Copy out all lines carrying the word "this".

A run of records:
* * * * *

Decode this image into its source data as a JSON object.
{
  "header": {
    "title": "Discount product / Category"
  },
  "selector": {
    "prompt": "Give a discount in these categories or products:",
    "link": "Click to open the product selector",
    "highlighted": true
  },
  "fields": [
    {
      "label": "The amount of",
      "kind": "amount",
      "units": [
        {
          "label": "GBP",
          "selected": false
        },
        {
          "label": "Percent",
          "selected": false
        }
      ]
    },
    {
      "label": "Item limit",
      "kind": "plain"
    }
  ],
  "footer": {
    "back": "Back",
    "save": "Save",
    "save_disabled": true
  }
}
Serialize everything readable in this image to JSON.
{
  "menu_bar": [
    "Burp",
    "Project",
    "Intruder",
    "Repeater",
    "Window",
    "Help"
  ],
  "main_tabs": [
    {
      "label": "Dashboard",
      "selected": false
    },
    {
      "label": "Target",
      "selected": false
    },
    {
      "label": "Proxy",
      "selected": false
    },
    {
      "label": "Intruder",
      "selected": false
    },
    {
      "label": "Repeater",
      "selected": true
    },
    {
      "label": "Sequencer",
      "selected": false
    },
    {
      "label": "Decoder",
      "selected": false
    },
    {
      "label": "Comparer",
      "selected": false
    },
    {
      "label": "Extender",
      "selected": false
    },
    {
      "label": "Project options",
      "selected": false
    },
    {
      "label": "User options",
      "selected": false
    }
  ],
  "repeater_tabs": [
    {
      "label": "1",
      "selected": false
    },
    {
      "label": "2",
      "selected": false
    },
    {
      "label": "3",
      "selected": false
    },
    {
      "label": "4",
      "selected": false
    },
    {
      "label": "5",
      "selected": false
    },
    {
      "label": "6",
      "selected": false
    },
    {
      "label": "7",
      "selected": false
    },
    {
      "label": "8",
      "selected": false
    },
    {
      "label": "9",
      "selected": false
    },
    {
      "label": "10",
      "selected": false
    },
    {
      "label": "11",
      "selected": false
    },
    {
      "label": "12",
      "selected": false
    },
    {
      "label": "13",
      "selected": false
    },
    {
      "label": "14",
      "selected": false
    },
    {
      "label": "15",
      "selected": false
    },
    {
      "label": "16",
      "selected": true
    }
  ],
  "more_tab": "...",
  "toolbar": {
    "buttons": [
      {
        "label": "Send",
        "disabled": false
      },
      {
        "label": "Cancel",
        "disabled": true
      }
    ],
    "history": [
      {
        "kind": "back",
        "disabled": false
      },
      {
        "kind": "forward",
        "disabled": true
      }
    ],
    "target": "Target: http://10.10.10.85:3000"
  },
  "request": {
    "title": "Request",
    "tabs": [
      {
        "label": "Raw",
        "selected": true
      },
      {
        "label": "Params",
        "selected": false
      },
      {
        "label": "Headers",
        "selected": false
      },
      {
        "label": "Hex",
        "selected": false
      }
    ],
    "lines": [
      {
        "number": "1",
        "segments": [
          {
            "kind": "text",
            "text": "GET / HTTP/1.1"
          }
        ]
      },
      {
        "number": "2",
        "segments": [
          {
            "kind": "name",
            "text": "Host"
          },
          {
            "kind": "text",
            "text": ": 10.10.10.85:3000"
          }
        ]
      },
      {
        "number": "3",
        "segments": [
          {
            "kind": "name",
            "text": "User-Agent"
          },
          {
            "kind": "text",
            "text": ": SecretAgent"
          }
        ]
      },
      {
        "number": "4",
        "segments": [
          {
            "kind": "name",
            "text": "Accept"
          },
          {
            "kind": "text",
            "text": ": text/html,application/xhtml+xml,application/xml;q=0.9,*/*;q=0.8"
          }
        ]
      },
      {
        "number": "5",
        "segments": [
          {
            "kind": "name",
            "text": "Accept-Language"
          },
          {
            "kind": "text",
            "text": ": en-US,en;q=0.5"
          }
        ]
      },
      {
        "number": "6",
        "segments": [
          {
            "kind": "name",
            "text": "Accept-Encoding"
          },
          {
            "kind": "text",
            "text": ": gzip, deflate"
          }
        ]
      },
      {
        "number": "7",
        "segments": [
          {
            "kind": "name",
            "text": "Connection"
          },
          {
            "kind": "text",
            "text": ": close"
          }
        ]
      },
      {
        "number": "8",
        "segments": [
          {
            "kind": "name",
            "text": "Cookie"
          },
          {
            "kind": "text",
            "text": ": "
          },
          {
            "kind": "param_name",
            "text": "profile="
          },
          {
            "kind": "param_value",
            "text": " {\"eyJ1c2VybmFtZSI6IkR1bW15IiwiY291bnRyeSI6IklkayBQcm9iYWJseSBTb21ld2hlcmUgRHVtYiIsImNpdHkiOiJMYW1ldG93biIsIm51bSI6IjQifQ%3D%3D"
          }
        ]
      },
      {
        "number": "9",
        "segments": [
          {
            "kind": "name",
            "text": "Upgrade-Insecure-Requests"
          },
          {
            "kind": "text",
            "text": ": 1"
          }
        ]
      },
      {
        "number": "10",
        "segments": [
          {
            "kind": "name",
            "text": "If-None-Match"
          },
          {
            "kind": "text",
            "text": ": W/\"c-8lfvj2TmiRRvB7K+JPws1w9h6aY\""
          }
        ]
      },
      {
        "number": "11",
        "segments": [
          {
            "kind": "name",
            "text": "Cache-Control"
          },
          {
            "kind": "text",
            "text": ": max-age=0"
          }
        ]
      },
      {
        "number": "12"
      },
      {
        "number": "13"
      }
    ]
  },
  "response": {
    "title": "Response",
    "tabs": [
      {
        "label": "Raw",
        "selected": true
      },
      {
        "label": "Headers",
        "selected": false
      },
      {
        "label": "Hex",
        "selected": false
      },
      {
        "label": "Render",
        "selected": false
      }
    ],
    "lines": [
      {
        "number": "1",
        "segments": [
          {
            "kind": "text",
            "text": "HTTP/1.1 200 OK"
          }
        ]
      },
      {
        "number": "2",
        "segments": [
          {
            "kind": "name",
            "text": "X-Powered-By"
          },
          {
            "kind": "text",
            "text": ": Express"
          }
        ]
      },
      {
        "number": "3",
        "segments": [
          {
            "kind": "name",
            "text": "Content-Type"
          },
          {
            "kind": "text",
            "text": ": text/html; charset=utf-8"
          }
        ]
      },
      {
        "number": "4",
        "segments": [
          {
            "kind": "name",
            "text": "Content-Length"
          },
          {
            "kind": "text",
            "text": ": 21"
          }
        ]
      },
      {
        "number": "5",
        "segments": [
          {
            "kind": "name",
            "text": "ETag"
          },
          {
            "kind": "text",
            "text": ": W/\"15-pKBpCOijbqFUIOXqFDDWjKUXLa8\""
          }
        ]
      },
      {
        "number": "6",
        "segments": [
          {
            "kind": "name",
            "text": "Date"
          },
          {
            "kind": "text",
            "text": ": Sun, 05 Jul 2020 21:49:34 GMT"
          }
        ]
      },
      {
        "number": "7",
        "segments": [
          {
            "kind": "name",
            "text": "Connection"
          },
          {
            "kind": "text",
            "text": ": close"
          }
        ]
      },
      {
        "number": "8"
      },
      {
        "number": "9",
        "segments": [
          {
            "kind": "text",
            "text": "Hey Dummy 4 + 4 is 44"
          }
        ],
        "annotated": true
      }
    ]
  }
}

* * * * *

Exercise result:
Decode this image into its source data as a JSON object.
Serialize everything readable in this image to JSON.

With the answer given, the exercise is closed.